◆ Records provided:
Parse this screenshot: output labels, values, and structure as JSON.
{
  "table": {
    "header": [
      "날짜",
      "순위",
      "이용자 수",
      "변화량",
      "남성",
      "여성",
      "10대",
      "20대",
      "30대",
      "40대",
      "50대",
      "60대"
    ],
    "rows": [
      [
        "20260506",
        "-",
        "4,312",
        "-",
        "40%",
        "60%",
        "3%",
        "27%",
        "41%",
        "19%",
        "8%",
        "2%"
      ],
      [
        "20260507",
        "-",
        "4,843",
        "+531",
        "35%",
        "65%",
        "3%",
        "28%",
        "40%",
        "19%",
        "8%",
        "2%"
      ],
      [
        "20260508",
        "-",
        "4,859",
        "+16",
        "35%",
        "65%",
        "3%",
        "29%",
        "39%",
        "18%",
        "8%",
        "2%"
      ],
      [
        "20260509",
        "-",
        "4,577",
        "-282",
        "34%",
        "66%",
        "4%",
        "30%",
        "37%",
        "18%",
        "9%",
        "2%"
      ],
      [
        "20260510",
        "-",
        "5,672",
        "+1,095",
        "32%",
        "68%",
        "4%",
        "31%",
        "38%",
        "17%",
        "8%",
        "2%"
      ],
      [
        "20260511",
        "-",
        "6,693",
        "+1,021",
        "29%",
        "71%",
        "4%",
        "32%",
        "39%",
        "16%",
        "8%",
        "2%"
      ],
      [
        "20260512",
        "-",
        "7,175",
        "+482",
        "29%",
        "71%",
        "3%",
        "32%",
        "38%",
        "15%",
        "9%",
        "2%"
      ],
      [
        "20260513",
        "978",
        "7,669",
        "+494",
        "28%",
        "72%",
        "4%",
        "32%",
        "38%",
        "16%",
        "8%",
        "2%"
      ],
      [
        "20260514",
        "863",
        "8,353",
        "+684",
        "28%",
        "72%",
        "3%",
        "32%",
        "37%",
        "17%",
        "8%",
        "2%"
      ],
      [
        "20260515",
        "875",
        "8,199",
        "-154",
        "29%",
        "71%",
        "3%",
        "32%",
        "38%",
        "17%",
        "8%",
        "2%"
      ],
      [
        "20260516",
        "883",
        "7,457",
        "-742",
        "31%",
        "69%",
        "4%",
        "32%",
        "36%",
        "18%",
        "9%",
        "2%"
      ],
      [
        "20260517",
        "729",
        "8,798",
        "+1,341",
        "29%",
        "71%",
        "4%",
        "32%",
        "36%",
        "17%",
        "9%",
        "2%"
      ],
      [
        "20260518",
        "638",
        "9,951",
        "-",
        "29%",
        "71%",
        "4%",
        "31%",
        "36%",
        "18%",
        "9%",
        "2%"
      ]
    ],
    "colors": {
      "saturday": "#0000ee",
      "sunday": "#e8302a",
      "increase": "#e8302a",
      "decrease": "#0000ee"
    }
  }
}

◆ Short task: Reproduce each entry word for word.

◆ Finished exercise:
Parse this screenshot: output labels, values, and structure as JSON.
{
  "table": {
    "header": [
      "날짜",
      "순위",
      "이용자 수",
      "변화량",
      "남성",
      "여성",
      "10대",
      "20대",
      "30대",
      "40대",
      "50대",
      "60대"
    ],
    "rows": [
      [
        "20260506",
        "-",
        "4,312",
        "-",
        "40%",
        "60%",
        "3%",
        "27%",
        "41%",
        "19%",
        "8%",
        "2%"
      ],
      [
        "20260507",
        "-",
        "4,843",
        "+531",
        "35%",
        "65%",
        "3%",
        "28%",
        "40%",
        "19%",
        "8%",
        "2%"
      ],
      [
        "20260508",
        "-",
        "4,859",
        "+16",
        "35%",
        "65%",
        "3%",
        "29%",
        "39%",
        "18%",
        "8%",
        "2%"
      ],
      [
        "20260509",
        "-",
        "4,577",
        "-282",
        "34%",
        "66%",
        "4%",
        "30%",
        "37%",
        "18%",
        "9%",
        "2%"
      ],
      [
        "20260510",
        "-",
        "5,672",
        "+1,095",
        "32%",
        "68%",
        "4%",
        "31%",
        "38%",
        "17%",
        "8%",
        "2%"
      ],
      [
        "20260511",
        "-",
        "6,693",
        "+1,021",
        "29%",
        "71%",
        "4%",
        "32%",
        "39%",
        "16%",
        "8%",
        "2%"
      ],
      [
        "20260512",
        "-",
        "7,175",
        "+482",
        "29%",
        "71%",
        "3%",
        "32%",
        "38%",
        "15%",
        "9%",
        "2%"
      ],
      [
        "20260513",
        "978",
        "7,669",
        "+494",
        "28%",
        "72%",
        "4%",
        "32%",
        "38%",
        "16%",
        "8%",
        "2%"
      ],
      [
        "20260514",
        "863",
        "8,353",
        "+684",
        "28%",
        "72%",
        "3%",
        "32%",
        "37%",
        "17%",
        "8%",
        "2%"
      ],
      [
        "20260515",
        "875",
        "8,199",
        "-154",
        "29%",
        "71%",
        "3%",
        "32%",
        "38%",
        "17%",
        "8%",
        "2%"
      ],
      [
        "20260516",
        "883",
        "7,457",
        "-742",
        "31%",
        "69%",
        "4%",
        "32%",
        "36%",
        "18%",
        "9%",
        "2%"
      ],
      [
        "20260517",
        "729",
        "8,798",
        "+1,341",
        "29%",
        "71%",
        "4%",
        "32%",
        "36%",
        "17%",
        "9%",
        "2%"
      ],
      [
        "20260518",
        "638",
        "9,951",
        "-",
        "29%",
        "71%",
        "4%",
        "31%",
        "36%",
        "18%",
        "9%",
        "2%"
      ]
    ],
    "colors": {
      "saturday": "#0000ee",
      "sunday": "#e8302a",
      "increase": "#e8302a",
      "decrease": "#0000ee"
    }
  }
}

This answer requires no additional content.